== GIVEN PROBLEM ==
Print out the material that follows word for word.

== SUPPLIED DATA ==
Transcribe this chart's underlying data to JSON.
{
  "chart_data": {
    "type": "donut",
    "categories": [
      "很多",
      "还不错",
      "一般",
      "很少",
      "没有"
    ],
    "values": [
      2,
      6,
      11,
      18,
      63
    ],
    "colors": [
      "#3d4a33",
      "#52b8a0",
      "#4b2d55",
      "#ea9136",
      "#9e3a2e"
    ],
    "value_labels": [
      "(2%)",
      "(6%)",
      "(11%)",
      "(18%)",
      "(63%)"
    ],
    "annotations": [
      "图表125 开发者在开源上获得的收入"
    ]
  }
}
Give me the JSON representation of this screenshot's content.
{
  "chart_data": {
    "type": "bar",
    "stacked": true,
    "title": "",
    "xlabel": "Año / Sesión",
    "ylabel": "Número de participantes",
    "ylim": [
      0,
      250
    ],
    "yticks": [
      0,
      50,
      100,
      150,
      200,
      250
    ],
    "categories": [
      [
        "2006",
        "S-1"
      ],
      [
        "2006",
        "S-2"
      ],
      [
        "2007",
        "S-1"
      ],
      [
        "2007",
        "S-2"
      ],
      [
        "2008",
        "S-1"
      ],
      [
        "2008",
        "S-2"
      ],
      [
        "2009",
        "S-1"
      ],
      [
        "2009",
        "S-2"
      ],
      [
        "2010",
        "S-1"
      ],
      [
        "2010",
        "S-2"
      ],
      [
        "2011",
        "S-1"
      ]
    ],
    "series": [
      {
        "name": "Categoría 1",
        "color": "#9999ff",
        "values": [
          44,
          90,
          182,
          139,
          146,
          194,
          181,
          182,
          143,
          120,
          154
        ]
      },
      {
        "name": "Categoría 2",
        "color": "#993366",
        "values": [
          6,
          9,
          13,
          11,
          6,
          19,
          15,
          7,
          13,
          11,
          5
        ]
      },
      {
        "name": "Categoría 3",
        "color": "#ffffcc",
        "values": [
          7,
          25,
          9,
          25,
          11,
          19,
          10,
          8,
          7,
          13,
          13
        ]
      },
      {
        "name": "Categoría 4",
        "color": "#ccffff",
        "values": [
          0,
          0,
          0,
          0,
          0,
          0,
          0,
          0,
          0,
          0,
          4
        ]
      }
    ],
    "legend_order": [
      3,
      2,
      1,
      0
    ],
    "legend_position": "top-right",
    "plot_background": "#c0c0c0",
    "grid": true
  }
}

== RESULT BELOW ==
Transcribe this chart's underlying data to JSON.
{
  "chart_data": {
    "type": "donut",
    "categories": [
      "很多",
      "还不错",
      "一般",
      "很少",
      "没有"
    ],
    "values": [
      2,
      6,
      11,
      18,
      63
    ],
    "colors": [
      "#3d4a33",
      "#52b8a0",
      "#4b2d55",
      "#ea9136",
      "#9e3a2e"
    ],
    "value_labels": [
      "(2%)",
      "(6%)",
      "(11%)",
      "(18%)",
      "(63%)"
    ],
    "annotations": [
      "图表125 开发者在开源上获得的收入"
    ]
  }
}
Give me the JSON representation of this screenshot's content.
{
  "chart_data": {
    "type": "bar",
    "stacked": true,
    "title": "",
    "xlabel": "Año / Sesión",
    "ylabel": "Número de participantes",
    "ylim": [
      0,
      250
    ],
    "yticks": [
      0,
      50,
      100,
      150,
      200,
      250
    ],
    "categories": [
      [
        "2006",
        "S-1"
      ],
      [
        "2006",
        "S-2"
      ],
      [
        "2007",
        "S-1"
      ],
      [
        "2007",
        "S-2"
      ],
      [
        "2008",
        "S-1"
      ],
      [
        "2008",
        "S-2"
      ],
      [
        "2009",
        "S-1"
      ],
      [
        "2009",
        "S-2"
      ],
      [
        "2010",
        "S-1"
      ],
      [
        "2010",
        "S-2"
      ],
      [
        "2011",
        "S-1"
      ]
    ],
    "series": [
      {
        "name": "Categoría 1",
        "color": "#9999ff",
        "values": [
          44,
          90,
          182,
          139,
          146,
          194,
          181,
          182,
          143,
          120,
          154
        ]
      },
      {
        "name": "Categoría 2",
        "color": "#993366",
        "values": [
          6,
          9,
          13,
          11,
          6,
          19,
          15,
          7,
          13,
          11,
          5
        ]
      },
      {
        "name": "Categoría 3",
        "color": "#ffffcc",
        "values": [
          7,
          25,
          9,
          25,
          11,
          19,
          10,
          8,
          7,
          13,
          13
        ]
      },
      {
        "name": "Categoría 4",
        "color": "#ccffff",
        "values": [
          0,
          0,
          0,
          0,
          0,
          0,
          0,
          0,
          0,
          0,
          4
        ]
      }
    ],
    "legend_order": [
      3,
      2,
      1,
      0
    ],
    "legend_position": "top-right",
    "plot_background": "#c0c0c0",
    "grid": true
  }
}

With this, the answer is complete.